▶ [Supplied material]:
======
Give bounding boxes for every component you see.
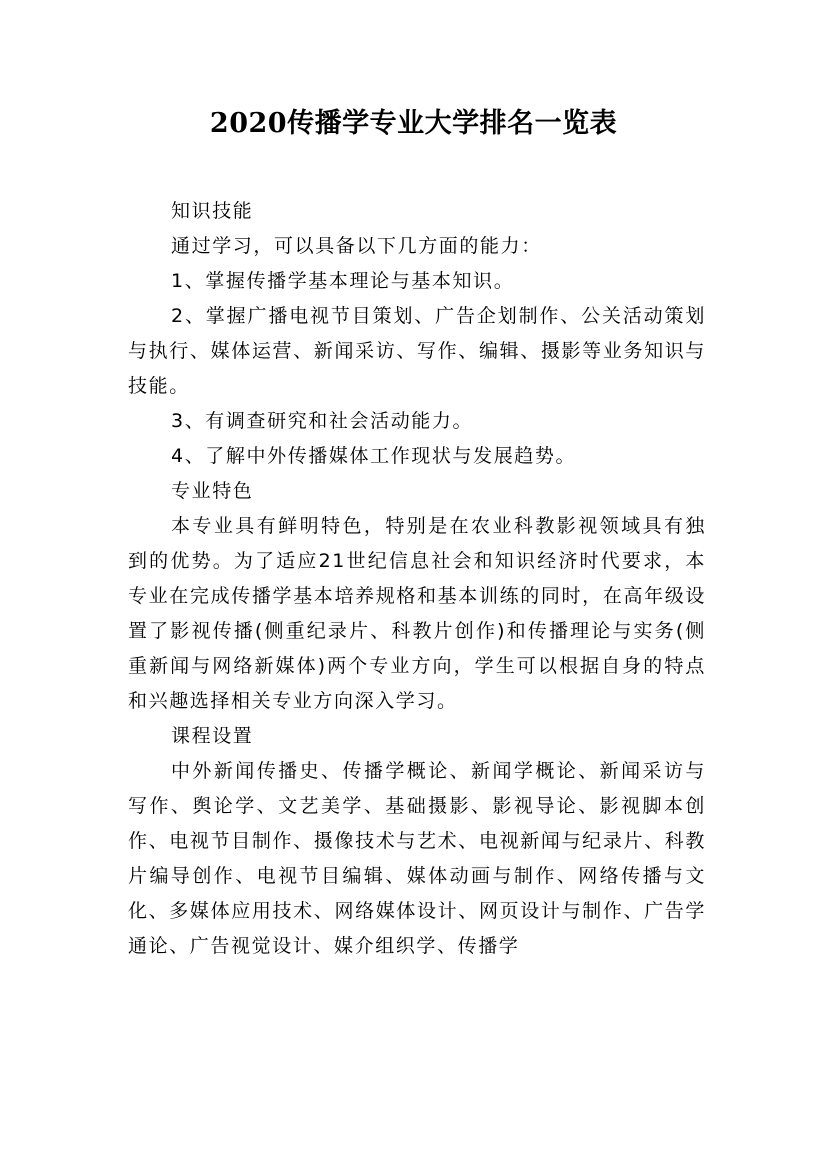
======
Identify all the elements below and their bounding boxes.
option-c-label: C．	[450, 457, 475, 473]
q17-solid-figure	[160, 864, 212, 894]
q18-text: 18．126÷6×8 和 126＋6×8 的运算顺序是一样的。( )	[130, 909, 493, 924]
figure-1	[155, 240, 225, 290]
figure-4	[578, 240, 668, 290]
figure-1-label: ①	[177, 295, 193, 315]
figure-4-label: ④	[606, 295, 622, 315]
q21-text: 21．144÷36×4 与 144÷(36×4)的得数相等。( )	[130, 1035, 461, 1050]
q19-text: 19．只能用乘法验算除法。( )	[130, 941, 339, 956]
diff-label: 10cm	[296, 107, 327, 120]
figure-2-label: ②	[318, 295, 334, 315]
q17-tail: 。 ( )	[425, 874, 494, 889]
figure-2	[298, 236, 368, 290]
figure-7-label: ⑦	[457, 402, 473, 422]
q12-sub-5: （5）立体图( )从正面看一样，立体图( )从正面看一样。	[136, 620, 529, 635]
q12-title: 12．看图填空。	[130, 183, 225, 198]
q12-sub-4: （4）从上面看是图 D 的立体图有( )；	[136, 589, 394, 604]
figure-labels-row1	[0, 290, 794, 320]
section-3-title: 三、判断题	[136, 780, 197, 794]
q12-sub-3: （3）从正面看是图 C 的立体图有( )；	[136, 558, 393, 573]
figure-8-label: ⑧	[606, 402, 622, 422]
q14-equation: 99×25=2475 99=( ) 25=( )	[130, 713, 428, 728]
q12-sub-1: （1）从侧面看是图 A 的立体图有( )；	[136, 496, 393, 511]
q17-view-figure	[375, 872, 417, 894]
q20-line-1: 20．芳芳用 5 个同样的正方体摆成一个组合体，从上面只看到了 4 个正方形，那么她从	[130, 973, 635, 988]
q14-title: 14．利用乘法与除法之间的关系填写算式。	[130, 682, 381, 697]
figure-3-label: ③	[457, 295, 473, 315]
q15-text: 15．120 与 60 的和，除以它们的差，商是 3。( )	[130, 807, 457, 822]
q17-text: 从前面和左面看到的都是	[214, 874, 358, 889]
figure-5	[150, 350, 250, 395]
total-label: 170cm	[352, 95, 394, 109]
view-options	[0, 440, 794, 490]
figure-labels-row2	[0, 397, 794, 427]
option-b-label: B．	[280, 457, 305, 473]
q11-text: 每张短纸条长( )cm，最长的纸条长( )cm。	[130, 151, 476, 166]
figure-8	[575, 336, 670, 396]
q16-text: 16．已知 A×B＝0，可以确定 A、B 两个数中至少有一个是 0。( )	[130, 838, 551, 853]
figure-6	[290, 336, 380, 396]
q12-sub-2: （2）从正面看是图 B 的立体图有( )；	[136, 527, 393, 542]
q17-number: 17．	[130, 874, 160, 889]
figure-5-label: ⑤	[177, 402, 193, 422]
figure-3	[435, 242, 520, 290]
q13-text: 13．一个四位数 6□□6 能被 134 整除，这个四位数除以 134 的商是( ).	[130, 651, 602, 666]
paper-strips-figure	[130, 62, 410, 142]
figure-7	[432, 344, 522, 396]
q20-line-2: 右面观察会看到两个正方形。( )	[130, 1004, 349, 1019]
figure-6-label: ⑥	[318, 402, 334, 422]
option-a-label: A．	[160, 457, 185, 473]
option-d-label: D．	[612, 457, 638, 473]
======
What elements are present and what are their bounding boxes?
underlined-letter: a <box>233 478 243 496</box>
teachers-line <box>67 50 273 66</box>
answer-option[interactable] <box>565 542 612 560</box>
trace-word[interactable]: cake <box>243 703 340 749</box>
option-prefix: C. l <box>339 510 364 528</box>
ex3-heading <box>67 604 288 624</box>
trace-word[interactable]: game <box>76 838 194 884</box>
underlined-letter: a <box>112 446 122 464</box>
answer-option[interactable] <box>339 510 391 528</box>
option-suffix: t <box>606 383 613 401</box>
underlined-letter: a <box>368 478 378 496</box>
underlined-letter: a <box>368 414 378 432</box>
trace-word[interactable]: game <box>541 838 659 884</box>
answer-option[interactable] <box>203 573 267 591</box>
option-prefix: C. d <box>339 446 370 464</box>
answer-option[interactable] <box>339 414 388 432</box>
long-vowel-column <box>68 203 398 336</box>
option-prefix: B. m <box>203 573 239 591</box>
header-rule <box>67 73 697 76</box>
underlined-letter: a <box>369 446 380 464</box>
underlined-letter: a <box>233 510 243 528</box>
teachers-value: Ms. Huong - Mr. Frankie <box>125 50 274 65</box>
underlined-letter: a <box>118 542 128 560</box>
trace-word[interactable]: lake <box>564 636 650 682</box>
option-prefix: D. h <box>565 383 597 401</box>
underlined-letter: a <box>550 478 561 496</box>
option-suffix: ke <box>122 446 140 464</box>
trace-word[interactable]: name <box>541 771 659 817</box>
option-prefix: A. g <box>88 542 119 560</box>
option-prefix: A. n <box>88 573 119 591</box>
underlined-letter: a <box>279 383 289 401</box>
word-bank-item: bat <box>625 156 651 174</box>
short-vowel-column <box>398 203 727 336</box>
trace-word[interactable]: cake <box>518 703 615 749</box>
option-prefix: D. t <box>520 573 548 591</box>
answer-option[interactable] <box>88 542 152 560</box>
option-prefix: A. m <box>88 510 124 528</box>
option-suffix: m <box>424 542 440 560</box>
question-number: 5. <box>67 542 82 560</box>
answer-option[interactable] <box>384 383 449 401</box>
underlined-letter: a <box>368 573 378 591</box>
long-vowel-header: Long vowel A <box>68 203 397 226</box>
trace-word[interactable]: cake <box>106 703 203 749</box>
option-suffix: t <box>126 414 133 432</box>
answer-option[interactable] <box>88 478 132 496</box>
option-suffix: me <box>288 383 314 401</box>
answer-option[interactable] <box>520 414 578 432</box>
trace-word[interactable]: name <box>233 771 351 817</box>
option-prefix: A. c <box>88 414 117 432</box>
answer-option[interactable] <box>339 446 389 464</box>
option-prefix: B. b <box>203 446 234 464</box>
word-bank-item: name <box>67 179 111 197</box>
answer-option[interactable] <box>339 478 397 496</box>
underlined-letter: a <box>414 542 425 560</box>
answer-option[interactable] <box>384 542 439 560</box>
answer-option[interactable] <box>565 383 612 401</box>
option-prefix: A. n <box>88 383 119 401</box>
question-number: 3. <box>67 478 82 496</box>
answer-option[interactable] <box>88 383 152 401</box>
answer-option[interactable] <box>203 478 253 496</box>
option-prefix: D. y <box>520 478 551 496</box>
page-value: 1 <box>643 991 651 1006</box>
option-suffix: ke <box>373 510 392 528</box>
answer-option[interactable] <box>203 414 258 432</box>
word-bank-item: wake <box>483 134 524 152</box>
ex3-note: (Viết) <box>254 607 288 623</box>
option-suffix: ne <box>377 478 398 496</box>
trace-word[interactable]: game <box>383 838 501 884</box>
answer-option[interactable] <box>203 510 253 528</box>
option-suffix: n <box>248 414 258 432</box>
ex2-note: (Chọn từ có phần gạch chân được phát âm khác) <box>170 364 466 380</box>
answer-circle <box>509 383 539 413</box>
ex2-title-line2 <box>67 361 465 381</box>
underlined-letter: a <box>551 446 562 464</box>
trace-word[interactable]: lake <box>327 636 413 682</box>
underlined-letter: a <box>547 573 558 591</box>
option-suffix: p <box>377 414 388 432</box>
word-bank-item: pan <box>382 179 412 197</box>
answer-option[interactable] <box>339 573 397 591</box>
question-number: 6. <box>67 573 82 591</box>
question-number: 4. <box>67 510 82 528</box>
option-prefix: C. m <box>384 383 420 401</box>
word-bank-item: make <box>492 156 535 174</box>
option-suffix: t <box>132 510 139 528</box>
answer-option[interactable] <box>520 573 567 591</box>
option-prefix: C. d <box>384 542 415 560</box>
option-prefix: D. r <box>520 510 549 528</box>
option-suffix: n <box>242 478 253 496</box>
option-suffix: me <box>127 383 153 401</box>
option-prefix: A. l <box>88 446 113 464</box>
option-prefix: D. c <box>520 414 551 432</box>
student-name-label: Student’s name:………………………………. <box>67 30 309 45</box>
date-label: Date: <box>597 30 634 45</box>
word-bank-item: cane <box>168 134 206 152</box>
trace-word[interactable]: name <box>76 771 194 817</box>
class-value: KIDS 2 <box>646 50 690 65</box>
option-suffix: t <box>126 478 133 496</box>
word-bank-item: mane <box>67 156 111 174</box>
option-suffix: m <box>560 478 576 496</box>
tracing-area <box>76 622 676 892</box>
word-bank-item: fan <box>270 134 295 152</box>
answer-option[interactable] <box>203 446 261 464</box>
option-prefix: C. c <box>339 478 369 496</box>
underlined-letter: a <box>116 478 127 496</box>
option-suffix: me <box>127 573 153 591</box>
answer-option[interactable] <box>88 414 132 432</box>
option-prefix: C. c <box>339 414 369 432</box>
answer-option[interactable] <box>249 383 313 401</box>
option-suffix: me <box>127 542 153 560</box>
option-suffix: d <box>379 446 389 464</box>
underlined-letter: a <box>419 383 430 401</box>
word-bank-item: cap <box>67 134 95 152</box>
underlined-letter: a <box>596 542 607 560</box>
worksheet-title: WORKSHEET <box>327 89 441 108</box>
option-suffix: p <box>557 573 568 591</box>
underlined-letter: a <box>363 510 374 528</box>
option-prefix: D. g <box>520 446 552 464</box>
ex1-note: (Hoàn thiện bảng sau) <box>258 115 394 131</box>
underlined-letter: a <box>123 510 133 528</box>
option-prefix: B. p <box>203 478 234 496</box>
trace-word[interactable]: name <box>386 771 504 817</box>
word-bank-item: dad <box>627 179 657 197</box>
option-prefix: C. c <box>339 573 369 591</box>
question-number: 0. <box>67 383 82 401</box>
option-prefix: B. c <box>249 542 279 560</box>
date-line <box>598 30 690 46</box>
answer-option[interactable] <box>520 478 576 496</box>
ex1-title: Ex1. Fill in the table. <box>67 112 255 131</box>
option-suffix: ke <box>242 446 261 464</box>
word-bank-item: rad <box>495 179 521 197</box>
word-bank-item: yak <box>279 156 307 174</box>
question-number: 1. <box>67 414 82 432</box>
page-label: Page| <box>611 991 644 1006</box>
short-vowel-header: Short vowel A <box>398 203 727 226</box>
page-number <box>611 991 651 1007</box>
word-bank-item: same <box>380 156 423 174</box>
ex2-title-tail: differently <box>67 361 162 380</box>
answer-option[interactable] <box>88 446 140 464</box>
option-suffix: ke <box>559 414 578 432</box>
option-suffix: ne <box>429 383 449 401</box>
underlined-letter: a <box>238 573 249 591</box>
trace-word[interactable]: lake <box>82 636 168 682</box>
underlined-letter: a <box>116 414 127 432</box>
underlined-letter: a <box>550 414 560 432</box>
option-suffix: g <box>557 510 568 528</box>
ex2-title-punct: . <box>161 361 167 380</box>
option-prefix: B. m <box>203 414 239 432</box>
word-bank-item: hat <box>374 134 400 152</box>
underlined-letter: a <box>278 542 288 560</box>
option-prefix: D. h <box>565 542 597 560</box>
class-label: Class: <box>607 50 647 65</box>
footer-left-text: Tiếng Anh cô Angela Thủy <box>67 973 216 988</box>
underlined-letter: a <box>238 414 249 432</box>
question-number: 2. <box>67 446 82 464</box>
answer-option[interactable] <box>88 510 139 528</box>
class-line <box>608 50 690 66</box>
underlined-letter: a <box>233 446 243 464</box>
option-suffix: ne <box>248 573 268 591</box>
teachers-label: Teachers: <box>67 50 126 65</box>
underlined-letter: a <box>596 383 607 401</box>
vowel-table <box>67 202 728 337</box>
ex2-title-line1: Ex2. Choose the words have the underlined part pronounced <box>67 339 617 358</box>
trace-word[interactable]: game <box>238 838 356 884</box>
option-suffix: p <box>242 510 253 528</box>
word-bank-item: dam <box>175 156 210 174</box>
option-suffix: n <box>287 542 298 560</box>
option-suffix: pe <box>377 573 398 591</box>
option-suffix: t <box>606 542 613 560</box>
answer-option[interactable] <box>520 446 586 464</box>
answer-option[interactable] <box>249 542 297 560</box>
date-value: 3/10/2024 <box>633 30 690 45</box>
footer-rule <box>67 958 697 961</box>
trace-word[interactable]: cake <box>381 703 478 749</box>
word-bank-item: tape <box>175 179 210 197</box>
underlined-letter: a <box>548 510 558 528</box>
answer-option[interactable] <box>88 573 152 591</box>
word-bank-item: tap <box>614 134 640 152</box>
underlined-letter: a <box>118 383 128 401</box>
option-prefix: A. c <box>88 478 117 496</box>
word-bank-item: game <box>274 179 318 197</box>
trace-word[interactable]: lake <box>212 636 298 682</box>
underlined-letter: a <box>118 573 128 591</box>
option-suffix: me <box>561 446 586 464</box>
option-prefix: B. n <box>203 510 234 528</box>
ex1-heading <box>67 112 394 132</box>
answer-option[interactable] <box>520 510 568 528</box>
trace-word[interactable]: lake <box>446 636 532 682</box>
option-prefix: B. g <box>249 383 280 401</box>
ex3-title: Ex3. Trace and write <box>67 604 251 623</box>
======
▶ [Task description]: Reproduce verbatim the part of the listing that opens with the line containing "What elements are" and closes with the line containing "underlined-letter: a <box>368 414", including both of those lines.

▶ [Final result]:
What elements are present and what are their bounding boxes?
underlined-letter: a <box>233 478 243 496</box>
teachers-line <box>67 50 273 66</box>
answer-option[interactable] <box>565 542 612 560</box>
trace-word[interactable]: cake <box>243 703 340 749</box>
option-prefix: C. l <box>339 510 364 528</box>
ex3-heading <box>67 604 288 624</box>
trace-word[interactable]: game <box>76 838 194 884</box>
underlined-letter: a <box>112 446 122 464</box>
answer-option[interactable] <box>339 510 391 528</box>
option-suffix: t <box>606 383 613 401</box>
underlined-letter: a <box>368 478 378 496</box>
underlined-letter: a <box>368 414 378 432</box>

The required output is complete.